-- Begin --

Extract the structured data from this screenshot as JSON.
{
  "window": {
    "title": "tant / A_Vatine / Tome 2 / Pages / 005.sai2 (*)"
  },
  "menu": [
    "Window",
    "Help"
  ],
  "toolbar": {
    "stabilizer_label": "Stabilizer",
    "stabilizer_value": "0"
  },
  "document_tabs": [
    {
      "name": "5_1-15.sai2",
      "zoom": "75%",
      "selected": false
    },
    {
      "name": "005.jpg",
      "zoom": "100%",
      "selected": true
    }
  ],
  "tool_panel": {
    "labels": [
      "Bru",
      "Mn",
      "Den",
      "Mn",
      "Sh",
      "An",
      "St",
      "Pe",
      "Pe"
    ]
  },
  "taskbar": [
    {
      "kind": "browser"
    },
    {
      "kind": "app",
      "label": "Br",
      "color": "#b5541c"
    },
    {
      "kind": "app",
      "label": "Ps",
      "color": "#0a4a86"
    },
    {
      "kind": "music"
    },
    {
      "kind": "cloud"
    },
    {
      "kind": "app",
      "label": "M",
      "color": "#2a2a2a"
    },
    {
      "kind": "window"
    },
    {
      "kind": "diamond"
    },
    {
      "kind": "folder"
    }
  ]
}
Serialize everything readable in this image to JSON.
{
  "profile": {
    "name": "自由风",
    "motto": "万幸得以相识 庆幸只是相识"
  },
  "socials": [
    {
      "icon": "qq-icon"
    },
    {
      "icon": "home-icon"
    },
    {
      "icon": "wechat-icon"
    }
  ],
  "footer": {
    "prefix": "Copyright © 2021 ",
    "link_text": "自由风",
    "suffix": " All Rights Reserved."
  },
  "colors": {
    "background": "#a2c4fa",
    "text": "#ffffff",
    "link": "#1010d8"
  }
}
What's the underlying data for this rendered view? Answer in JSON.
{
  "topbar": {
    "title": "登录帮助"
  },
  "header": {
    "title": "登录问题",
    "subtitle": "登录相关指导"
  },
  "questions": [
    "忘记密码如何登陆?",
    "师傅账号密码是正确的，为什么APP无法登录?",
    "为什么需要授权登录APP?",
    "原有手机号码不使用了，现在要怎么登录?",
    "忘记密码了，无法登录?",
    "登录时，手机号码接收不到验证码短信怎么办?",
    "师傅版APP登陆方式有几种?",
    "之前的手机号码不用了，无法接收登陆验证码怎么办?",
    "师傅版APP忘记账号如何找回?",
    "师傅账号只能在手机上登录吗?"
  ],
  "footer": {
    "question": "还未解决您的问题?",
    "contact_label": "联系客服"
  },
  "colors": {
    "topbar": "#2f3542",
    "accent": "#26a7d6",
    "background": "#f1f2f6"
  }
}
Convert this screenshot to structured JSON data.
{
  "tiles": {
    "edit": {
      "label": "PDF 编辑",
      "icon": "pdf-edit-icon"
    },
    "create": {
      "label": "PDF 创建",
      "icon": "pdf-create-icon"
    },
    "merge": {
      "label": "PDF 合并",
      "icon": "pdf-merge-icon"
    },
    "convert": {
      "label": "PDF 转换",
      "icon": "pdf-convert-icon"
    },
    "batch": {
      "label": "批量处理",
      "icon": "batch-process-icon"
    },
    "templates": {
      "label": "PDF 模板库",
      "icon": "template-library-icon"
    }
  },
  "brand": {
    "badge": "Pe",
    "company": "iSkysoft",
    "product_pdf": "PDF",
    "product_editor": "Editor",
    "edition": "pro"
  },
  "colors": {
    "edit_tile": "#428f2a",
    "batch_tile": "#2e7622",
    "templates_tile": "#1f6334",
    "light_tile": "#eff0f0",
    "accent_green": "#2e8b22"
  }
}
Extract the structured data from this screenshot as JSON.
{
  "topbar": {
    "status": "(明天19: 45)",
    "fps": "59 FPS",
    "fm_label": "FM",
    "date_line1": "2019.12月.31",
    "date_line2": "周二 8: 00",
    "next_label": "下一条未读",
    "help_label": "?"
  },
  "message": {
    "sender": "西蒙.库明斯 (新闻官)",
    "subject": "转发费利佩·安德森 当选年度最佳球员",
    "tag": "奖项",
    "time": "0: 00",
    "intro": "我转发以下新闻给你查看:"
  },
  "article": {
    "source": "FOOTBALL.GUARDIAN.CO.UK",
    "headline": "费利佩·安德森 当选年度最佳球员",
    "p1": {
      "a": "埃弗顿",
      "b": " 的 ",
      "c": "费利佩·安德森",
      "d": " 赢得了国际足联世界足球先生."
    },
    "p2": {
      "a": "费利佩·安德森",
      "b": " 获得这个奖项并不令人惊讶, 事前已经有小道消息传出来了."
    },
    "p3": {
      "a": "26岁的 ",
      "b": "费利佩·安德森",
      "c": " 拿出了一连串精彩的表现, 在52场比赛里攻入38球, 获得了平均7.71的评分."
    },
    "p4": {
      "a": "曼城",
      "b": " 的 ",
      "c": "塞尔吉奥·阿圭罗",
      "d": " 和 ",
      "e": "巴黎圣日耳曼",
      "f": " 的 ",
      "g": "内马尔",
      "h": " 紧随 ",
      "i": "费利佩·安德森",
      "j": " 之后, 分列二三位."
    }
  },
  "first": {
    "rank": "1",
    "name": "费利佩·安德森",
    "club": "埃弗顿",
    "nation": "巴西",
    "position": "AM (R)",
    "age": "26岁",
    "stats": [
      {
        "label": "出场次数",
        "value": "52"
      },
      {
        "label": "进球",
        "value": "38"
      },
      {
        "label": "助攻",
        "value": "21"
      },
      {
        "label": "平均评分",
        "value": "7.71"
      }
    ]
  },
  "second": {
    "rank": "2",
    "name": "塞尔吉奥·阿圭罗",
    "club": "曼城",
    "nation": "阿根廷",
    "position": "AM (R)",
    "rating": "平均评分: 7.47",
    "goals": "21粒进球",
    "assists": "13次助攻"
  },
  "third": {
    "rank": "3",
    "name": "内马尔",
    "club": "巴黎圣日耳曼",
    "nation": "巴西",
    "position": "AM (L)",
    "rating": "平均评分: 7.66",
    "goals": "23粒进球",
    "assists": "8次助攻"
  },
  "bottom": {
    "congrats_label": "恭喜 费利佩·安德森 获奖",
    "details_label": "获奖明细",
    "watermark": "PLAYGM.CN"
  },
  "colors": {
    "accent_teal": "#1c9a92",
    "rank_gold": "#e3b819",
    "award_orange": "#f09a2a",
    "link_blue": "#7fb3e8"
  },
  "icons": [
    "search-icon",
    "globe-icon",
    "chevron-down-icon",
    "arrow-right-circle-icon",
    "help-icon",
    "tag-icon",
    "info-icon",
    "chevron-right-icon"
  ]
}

-- End --

→ **Given task**
Using the records above, list each line that includes "当选年度最佳球员".

→ **Response to the exercise**
    "subject": "转发费利佩·安德森 当选年度最佳球员",
    "headline": "费利佩·安德森 当选年度最佳球员",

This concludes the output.